■ **RECORDS FOR PROCESSING**:
--- START ---
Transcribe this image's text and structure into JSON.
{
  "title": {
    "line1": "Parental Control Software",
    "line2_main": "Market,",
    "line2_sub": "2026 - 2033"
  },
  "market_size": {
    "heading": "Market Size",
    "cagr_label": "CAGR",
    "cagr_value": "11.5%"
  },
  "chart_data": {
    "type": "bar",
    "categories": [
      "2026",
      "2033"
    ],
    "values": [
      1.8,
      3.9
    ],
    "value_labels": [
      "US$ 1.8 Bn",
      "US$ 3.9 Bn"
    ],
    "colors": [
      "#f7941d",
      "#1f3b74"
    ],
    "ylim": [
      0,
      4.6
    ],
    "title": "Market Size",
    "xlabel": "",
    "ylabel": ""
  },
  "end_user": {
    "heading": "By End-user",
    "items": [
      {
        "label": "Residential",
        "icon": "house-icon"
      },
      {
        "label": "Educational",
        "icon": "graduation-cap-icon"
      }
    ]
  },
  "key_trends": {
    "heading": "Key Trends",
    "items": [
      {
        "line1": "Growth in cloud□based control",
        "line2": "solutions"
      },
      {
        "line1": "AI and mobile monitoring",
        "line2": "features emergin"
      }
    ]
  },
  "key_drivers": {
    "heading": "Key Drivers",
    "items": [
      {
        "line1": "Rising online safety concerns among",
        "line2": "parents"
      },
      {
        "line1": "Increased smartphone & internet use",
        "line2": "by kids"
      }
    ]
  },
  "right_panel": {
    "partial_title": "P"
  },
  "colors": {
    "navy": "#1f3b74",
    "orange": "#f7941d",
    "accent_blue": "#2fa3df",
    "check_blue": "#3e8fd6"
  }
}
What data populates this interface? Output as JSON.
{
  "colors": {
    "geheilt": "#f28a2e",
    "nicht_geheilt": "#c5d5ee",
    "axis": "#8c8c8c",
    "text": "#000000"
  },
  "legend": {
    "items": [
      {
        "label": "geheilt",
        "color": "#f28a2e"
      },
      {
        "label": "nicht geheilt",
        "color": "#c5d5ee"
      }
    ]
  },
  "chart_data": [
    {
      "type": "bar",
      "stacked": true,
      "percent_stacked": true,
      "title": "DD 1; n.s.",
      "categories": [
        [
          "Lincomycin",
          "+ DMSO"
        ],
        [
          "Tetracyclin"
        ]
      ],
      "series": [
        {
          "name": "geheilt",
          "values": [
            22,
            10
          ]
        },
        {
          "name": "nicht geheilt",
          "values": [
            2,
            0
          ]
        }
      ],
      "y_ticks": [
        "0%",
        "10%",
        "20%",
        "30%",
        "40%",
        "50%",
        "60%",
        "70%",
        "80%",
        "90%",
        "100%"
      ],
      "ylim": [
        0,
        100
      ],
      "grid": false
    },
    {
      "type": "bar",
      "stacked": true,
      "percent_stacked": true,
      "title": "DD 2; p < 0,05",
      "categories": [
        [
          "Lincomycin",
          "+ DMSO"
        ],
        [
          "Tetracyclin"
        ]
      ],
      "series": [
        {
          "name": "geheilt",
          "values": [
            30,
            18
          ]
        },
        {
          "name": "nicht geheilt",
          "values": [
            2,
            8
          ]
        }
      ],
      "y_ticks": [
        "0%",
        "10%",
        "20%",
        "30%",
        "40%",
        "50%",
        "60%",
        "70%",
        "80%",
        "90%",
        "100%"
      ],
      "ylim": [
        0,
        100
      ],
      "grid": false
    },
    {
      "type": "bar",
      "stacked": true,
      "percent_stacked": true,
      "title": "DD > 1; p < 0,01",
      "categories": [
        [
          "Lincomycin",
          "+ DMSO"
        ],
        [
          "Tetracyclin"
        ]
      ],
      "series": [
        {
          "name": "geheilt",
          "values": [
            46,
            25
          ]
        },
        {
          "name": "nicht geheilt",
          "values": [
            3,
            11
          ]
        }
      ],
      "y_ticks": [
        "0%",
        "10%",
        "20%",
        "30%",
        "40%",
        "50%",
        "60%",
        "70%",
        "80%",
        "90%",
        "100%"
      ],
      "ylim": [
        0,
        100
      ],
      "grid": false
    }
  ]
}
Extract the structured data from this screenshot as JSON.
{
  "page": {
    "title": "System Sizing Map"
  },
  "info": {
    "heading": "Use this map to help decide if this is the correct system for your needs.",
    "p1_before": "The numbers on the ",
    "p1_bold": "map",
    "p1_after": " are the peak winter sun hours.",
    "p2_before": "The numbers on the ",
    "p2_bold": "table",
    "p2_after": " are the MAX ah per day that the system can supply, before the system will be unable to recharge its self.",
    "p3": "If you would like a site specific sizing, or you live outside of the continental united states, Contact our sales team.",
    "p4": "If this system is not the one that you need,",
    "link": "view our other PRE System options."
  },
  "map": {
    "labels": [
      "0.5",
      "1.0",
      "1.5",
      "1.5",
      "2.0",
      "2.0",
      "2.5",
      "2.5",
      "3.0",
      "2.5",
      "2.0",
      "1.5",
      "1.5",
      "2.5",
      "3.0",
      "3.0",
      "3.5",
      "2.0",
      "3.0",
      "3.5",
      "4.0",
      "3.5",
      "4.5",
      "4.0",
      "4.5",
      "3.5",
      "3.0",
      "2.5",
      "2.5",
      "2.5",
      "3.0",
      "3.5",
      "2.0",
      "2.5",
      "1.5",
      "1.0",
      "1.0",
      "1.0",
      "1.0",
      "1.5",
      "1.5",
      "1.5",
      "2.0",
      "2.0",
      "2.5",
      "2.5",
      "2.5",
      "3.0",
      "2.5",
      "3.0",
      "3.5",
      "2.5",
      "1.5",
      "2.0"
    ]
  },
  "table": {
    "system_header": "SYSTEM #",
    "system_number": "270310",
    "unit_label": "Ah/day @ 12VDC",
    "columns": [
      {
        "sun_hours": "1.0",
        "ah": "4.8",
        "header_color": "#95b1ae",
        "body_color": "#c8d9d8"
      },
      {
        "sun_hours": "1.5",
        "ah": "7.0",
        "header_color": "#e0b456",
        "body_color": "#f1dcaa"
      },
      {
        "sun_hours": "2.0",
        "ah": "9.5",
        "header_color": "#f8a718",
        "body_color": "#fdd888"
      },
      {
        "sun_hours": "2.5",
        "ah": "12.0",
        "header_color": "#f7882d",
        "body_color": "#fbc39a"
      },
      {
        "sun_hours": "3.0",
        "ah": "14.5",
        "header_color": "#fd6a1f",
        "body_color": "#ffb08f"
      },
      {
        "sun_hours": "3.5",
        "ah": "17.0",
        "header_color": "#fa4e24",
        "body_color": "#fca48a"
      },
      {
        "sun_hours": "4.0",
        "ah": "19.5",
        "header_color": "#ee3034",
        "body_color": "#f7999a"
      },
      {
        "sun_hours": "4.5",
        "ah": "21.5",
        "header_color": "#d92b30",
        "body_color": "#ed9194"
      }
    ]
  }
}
--- END ---
■ **WHAT THE EXERCISE ASKS**: Tally the lines of the listing above that include the word "numbers". Answer with the number alone.

■ **EXPECTED ANSWER**: 2